* SET PROBLEM
Each line that includes "การท" counts once; give the total and nothing besides.

* LISTED ENTRIES
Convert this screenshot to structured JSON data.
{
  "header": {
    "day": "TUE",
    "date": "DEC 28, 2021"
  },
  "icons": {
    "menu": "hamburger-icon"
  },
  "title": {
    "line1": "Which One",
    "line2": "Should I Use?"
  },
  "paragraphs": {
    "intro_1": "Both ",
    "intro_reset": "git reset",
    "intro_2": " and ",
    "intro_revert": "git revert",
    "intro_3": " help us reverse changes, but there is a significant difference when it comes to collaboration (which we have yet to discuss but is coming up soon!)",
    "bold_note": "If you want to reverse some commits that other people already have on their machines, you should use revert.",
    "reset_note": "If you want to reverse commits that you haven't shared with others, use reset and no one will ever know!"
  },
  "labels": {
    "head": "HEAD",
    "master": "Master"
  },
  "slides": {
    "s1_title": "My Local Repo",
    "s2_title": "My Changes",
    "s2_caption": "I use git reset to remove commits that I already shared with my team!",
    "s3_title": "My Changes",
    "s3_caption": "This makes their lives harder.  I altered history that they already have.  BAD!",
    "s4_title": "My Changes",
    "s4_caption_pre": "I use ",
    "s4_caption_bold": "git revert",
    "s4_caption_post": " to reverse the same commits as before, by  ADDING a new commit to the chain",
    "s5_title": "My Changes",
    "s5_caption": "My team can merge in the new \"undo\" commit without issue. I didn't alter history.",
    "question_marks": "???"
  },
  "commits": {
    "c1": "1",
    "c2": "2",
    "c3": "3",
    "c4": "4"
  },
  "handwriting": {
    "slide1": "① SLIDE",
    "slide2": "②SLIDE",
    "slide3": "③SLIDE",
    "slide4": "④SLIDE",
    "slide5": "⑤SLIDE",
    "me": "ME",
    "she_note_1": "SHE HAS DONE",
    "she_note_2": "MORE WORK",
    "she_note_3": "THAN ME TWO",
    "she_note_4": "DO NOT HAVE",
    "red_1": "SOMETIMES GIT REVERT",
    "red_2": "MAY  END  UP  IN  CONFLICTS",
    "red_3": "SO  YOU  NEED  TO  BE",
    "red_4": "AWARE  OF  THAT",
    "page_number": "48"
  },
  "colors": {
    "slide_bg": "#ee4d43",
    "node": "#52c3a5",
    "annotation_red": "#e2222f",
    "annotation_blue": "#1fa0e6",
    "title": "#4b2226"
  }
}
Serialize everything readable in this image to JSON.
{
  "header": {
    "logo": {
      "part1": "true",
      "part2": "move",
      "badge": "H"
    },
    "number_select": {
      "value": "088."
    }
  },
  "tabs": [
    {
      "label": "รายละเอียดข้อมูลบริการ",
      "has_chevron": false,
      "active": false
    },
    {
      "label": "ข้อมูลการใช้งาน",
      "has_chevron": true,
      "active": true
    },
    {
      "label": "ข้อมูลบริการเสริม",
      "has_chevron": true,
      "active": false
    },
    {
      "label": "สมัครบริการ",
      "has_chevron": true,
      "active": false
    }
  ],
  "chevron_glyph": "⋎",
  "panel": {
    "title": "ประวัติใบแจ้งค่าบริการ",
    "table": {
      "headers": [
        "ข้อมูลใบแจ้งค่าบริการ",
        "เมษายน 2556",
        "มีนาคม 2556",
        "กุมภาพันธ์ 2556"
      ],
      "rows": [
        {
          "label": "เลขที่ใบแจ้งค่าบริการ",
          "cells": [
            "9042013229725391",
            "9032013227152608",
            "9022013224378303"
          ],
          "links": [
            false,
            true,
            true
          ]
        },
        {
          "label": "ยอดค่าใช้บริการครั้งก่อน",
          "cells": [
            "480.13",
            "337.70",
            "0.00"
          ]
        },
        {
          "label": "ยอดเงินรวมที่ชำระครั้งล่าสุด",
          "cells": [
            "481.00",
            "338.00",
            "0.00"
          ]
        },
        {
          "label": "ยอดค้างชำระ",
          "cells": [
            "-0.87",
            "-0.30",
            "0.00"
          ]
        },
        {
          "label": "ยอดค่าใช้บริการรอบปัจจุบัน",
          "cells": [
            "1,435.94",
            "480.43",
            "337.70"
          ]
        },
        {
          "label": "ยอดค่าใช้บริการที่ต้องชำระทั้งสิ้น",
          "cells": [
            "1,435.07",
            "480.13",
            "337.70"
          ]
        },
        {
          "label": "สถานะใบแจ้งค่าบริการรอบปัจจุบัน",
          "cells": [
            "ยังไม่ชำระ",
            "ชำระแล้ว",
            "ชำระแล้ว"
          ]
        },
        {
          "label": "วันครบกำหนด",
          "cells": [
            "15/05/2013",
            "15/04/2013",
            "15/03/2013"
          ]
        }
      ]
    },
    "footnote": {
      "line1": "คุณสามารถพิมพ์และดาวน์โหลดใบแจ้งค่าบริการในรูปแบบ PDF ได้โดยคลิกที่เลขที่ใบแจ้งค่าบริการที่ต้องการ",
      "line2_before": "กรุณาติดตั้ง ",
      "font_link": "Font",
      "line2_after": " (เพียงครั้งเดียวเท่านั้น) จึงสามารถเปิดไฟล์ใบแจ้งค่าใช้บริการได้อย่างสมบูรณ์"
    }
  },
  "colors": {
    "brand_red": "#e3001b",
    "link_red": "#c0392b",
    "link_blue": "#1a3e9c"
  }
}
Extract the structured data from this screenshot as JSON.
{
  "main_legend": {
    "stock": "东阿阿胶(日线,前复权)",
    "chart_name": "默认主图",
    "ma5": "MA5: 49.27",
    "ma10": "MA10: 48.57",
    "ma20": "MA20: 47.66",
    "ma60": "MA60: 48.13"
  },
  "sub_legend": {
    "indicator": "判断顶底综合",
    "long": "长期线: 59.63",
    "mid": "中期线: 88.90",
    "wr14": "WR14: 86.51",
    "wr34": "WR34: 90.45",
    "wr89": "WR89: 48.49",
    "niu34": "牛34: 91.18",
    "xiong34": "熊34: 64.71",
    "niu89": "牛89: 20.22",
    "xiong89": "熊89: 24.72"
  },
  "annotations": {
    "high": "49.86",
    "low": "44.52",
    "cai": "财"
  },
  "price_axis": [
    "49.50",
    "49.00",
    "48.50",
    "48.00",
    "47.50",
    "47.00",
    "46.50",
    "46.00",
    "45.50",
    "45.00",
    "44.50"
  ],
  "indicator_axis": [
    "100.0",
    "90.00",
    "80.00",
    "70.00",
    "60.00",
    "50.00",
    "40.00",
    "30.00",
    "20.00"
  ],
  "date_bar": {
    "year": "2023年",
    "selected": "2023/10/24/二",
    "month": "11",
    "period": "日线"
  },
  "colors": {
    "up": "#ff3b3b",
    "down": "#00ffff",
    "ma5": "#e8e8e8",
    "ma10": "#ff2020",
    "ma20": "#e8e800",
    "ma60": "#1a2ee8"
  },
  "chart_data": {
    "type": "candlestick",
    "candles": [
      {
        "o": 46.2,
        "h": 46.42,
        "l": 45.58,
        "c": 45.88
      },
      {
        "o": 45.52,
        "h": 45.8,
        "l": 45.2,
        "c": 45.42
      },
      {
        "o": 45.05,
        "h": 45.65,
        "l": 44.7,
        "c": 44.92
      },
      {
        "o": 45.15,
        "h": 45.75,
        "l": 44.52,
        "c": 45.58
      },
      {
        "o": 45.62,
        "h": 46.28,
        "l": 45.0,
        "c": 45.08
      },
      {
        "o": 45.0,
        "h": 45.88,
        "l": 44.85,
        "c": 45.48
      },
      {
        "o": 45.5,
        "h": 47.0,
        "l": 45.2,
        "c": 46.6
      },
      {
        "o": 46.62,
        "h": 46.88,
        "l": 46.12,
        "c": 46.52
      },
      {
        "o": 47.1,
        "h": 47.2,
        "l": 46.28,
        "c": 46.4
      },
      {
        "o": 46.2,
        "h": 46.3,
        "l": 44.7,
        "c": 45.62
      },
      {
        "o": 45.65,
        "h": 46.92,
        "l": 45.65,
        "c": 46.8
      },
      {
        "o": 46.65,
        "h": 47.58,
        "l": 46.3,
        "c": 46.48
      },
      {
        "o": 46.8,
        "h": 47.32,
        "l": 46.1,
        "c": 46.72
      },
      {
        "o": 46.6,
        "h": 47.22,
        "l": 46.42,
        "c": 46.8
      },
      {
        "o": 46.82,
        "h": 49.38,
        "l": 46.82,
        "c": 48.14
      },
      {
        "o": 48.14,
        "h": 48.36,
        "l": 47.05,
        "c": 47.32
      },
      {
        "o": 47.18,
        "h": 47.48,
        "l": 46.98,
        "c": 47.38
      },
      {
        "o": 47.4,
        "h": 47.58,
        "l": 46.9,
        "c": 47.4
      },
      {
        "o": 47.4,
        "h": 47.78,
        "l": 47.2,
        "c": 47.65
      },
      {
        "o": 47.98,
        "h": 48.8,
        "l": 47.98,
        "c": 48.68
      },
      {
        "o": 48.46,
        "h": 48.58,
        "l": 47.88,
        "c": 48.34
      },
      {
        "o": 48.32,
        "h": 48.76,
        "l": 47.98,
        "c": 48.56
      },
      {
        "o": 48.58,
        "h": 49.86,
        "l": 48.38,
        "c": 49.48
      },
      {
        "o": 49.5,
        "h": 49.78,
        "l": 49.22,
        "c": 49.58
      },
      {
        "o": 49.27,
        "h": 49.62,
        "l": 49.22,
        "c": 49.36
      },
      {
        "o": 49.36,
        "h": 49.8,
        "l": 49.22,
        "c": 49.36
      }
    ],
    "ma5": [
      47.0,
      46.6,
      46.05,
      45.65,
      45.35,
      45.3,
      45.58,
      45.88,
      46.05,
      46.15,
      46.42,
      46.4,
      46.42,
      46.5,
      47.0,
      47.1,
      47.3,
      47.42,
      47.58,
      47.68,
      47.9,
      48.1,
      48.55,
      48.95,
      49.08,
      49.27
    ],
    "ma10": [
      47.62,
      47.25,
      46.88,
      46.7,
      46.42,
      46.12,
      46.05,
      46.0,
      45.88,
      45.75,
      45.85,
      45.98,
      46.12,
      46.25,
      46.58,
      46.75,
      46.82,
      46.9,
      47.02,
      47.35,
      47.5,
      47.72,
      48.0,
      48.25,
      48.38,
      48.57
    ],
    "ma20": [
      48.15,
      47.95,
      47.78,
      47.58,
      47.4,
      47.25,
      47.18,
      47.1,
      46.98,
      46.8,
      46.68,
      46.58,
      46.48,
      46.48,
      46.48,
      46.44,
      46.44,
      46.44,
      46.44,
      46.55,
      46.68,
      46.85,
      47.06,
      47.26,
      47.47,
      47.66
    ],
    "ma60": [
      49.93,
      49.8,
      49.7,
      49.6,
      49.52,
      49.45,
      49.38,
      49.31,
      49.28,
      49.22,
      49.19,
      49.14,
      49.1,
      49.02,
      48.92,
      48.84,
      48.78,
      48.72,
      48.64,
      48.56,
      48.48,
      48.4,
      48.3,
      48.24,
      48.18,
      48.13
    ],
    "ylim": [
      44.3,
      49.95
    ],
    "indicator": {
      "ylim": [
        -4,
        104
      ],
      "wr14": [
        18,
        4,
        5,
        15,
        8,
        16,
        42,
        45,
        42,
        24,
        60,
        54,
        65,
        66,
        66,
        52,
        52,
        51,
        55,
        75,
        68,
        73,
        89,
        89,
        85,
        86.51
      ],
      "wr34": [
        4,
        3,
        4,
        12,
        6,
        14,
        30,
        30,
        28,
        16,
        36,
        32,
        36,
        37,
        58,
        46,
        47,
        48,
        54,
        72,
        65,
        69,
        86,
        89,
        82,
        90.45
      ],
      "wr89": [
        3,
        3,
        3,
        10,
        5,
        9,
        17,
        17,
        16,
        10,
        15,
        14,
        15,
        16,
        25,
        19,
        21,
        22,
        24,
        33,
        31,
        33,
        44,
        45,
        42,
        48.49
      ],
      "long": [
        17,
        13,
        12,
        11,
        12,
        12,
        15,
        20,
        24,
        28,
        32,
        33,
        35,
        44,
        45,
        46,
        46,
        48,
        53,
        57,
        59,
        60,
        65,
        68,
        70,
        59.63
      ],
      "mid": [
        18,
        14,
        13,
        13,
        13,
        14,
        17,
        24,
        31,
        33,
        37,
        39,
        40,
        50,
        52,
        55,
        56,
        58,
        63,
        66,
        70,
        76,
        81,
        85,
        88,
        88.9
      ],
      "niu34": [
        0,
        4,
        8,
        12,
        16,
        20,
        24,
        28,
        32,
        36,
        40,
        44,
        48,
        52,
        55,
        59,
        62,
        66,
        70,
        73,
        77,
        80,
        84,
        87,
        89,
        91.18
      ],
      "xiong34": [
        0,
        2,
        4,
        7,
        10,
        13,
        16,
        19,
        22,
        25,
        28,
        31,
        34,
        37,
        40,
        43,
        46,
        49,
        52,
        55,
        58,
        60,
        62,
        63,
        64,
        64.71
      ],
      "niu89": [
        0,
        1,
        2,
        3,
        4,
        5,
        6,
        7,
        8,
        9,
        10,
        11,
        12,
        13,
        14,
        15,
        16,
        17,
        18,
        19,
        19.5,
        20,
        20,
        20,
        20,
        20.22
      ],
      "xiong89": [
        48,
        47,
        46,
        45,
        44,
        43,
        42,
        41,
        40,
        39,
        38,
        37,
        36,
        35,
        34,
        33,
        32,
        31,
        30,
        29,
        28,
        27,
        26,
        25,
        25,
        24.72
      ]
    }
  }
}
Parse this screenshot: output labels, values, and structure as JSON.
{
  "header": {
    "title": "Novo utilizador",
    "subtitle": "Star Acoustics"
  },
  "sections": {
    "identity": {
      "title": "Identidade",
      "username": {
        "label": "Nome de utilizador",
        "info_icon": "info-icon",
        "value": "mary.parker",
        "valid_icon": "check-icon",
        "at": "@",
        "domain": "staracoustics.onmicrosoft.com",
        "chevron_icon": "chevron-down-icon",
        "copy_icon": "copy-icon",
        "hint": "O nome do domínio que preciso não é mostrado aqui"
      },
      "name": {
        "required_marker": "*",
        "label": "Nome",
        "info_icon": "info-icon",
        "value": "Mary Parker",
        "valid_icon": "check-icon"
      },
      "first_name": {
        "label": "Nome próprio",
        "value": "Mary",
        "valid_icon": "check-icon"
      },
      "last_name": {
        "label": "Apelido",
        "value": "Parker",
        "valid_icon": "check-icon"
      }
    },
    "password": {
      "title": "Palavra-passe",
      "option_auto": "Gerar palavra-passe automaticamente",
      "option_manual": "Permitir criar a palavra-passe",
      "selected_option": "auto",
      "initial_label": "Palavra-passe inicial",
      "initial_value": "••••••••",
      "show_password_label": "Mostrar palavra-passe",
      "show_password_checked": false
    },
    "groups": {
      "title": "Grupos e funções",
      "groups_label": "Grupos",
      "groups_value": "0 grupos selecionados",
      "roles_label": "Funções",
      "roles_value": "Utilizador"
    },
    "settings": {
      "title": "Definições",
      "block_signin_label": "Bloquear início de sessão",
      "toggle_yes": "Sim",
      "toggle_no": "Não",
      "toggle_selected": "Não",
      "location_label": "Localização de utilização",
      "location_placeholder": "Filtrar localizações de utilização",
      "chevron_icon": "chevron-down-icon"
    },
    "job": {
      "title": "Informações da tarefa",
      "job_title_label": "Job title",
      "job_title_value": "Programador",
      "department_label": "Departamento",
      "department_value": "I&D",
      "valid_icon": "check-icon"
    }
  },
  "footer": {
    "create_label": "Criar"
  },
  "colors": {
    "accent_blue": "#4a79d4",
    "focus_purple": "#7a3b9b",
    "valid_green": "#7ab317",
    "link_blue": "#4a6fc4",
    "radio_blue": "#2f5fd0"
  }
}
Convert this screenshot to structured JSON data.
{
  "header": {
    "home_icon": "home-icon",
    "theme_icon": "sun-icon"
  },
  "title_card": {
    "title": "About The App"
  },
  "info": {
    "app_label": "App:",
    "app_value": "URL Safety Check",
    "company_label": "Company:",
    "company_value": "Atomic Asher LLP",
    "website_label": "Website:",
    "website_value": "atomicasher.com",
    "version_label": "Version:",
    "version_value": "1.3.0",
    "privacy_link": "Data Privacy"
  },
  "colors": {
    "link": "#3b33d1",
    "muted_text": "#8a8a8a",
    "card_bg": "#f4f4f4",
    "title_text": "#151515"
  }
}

* RESPONSE TO THE EXERCISE
2